• THE REQUEST: Images do not belong in the copy. Retype all the entries below exactly.

• Figure record listings:
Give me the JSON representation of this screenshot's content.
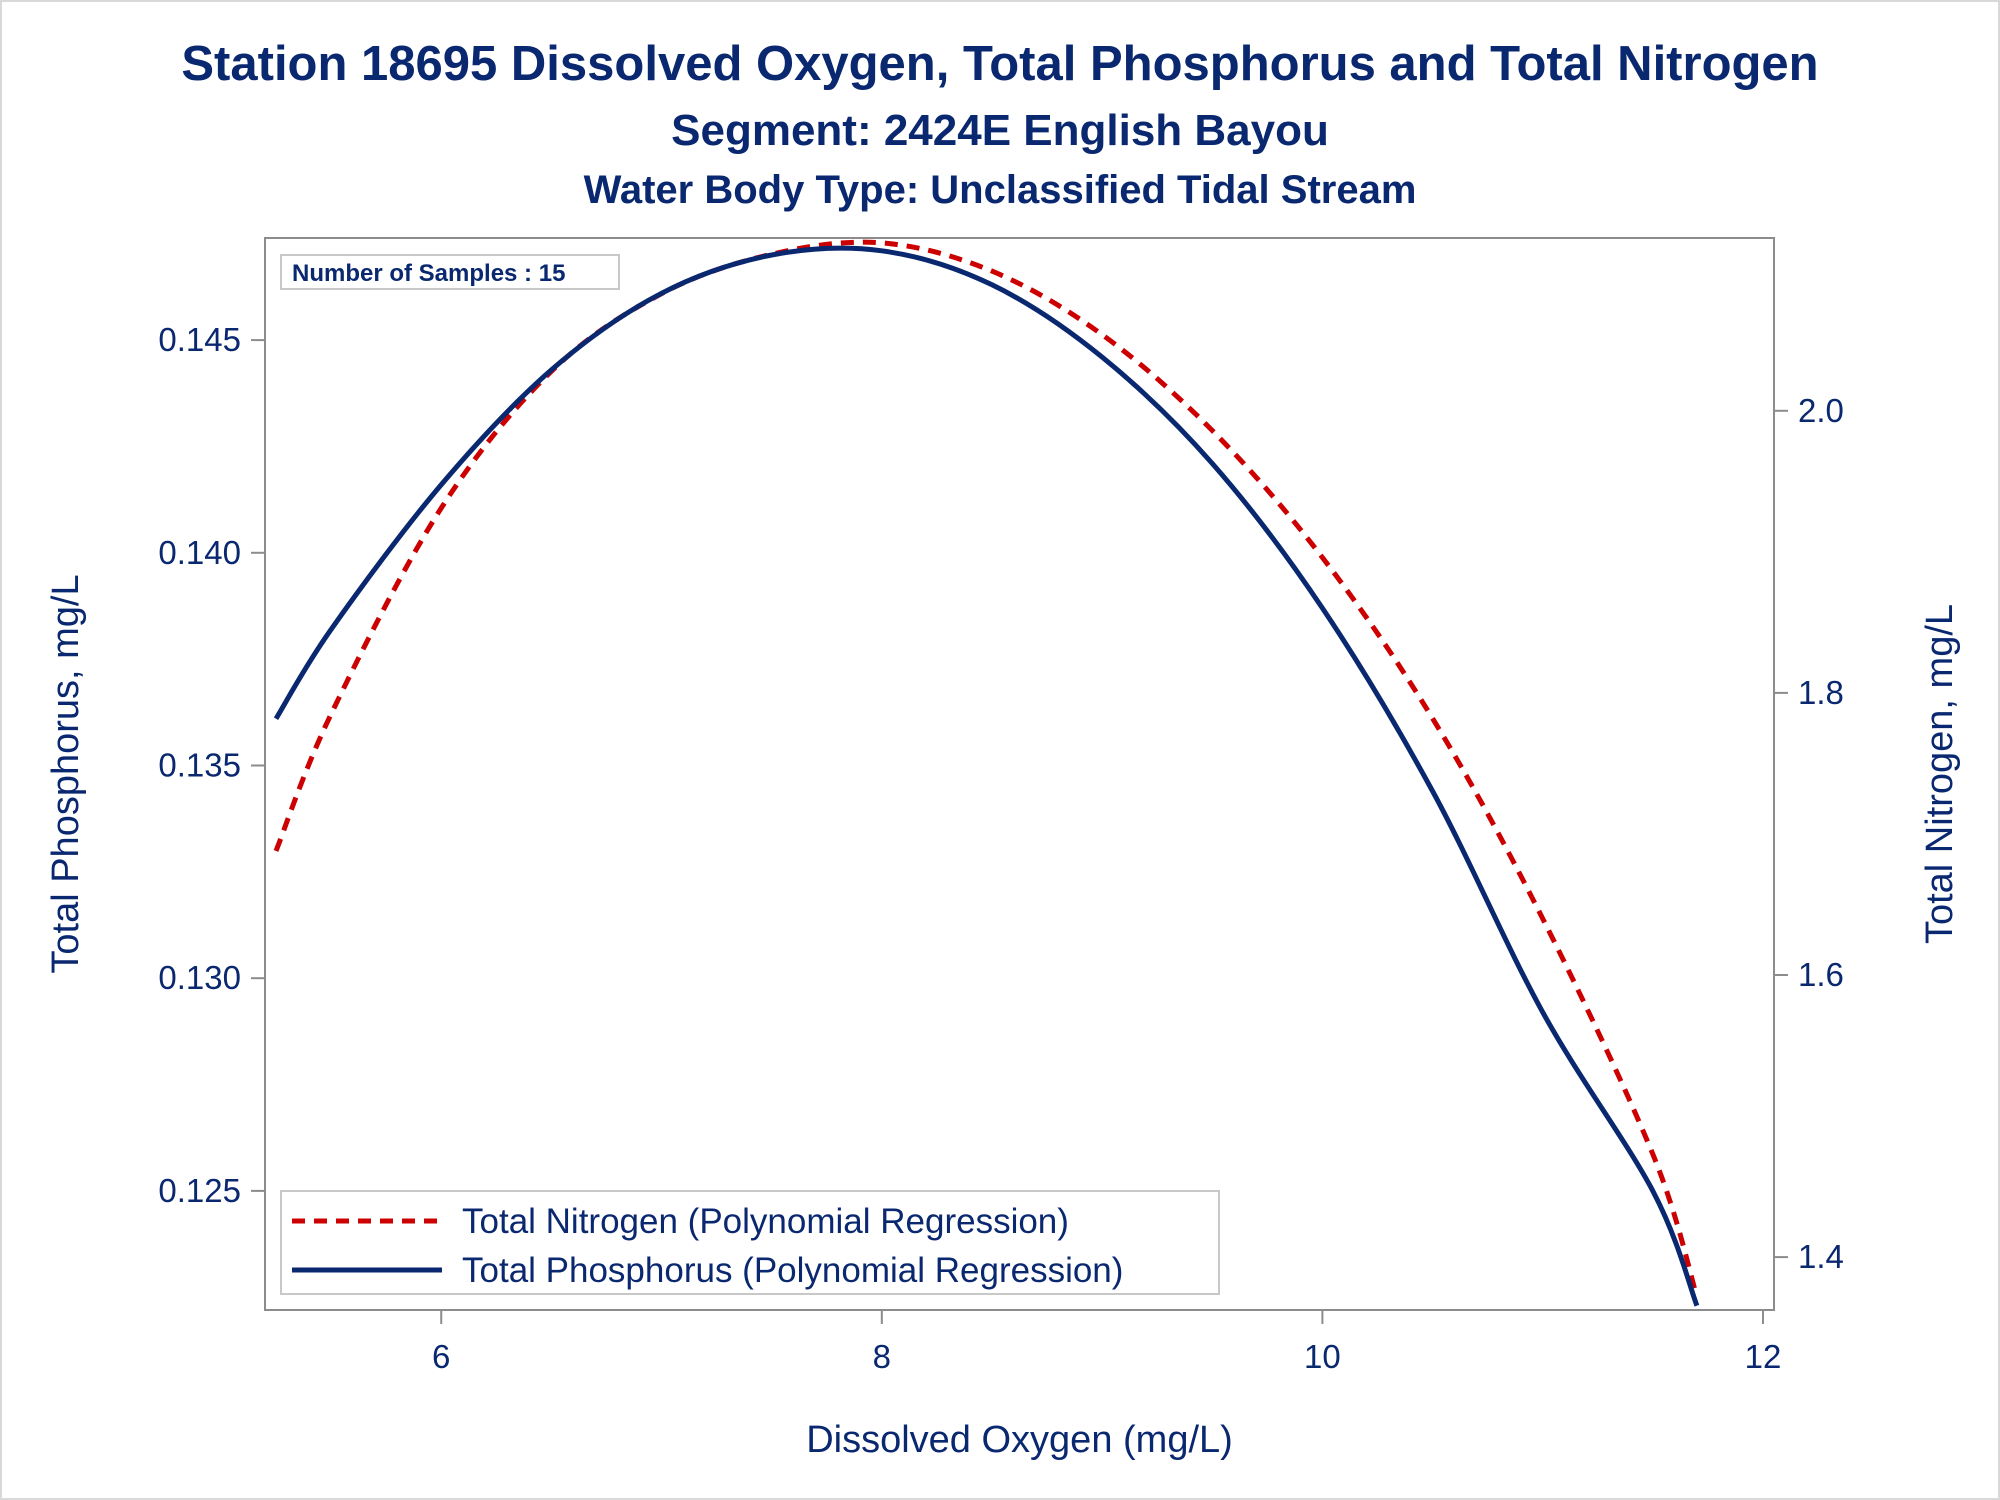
{
  "chart_data": {
    "type": "line",
    "title": "Station 18695  Dissolved Oxygen, Total Phosphorus and Total Nitrogen",
    "subtitle": "Segment: 2424E  English Bayou",
    "subtitle2": "Water Body Type: Unclassified Tidal Stream",
    "xlabel": "Dissolved Oxygen (mg/L)",
    "ylabel": "Total Phosphorus, mg/L",
    "y2label": "Total Nitrogen, mg/L",
    "xlim": [
      5.2,
      12.05
    ],
    "ylim": [
      0.1222,
      0.1474
    ],
    "y2lim": [
      1.3625,
      2.1225
    ],
    "x_ticks": [
      "6",
      "8",
      "10",
      "12"
    ],
    "y_ticks": [
      "0.125",
      "0.130",
      "0.135",
      "0.140",
      "0.145"
    ],
    "y2_ticks": [
      "1.4",
      "1.6",
      "1.8",
      "2.0"
    ],
    "inset_text": "Number of Samples : 15",
    "legend_position": "bottom-left",
    "grid": false,
    "series": [
      {
        "name": "Total Nitrogen (Polynomial Regression)",
        "axis": "y2",
        "color": "#cc0000",
        "style": "dashed",
        "x": [
          5.25,
          5.5,
          6.0,
          6.5,
          7.0,
          7.5,
          8.0,
          8.5,
          9.0,
          9.5,
          10.0,
          10.5,
          11.0,
          11.5,
          11.7
        ],
        "y": [
          1.688,
          1.785,
          1.931,
          2.028,
          2.083,
          2.111,
          2.119,
          2.099,
          2.054,
          1.986,
          1.896,
          1.782,
          1.64,
          1.473,
          1.372
        ]
      },
      {
        "name": "Total Phosphorus (Polynomial Regression)",
        "axis": "y",
        "color": "#0a2870",
        "style": "solid",
        "x": [
          5.25,
          5.5,
          6.0,
          6.5,
          7.0,
          7.5,
          8.0,
          8.5,
          9.0,
          9.5,
          10.0,
          10.5,
          11.0,
          11.5,
          11.7
        ],
        "y": [
          0.1361,
          0.1382,
          0.1416,
          0.1443,
          0.1461,
          0.147,
          0.1471,
          0.1463,
          0.1446,
          0.1421,
          0.1387,
          0.1344,
          0.1292,
          0.125,
          0.1223
        ]
      }
    ]
  }
}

• RESPONSE TO THIS TASK:
Give me the JSON representation of this screenshot's content.
{
  "chart_data": {
    "type": "line",
    "title": "Station 18695  Dissolved Oxygen, Total Phosphorus and Total Nitrogen",
    "subtitle": "Segment: 2424E  English Bayou",
    "subtitle2": "Water Body Type: Unclassified Tidal Stream",
    "xlabel": "Dissolved Oxygen (mg/L)",
    "ylabel": "Total Phosphorus, mg/L",
    "y2label": "Total Nitrogen, mg/L",
    "xlim": [
      5.2,
      12.05
    ],
    "ylim": [
      0.1222,
      0.1474
    ],
    "y2lim": [
      1.3625,
      2.1225
    ],
    "x_ticks": [
      "6",
      "8",
      "10",
      "12"
    ],
    "y_ticks": [
      "0.125",
      "0.130",
      "0.135",
      "0.140",
      "0.145"
    ],
    "y2_ticks": [
      "1.4",
      "1.6",
      "1.8",
      "2.0"
    ],
    "inset_text": "Number of Samples : 15",
    "legend_position": "bottom-left",
    "grid": false,
    "series": [
      {
        "name": "Total Nitrogen (Polynomial Regression)",
        "axis": "y2",
        "color": "#cc0000",
        "style": "dashed",
        "x": [
          5.25,
          5.5,
          6.0,
          6.5,
          7.0,
          7.5,
          8.0,
          8.5,
          9.0,
          9.5,
          10.0,
          10.5,
          11.0,
          11.5,
          11.7
        ],
        "y": [
          1.688,
          1.785,
          1.931,
          2.028,
          2.083,
          2.111,
          2.119,
          2.099,
          2.054,
          1.986,
          1.896,
          1.782,
          1.64,
          1.473,
          1.372
        ]
      },
      {
        "name": "Total Phosphorus (Polynomial Regression)",
        "axis": "y",
        "color": "#0a2870",
        "style": "solid",
        "x": [
          5.25,
          5.5,
          6.0,
          6.5,
          7.0,
          7.5,
          8.0,
          8.5,
          9.0,
          9.5,
          10.0,
          10.5,
          11.0,
          11.5,
          11.7
        ],
        "y": [
          0.1361,
          0.1382,
          0.1416,
          0.1443,
          0.1461,
          0.147,
          0.1471,
          0.1463,
          0.1446,
          0.1421,
          0.1387,
          0.1344,
          0.1292,
          0.125,
          0.1223
        ]
      }
    ]
  }
}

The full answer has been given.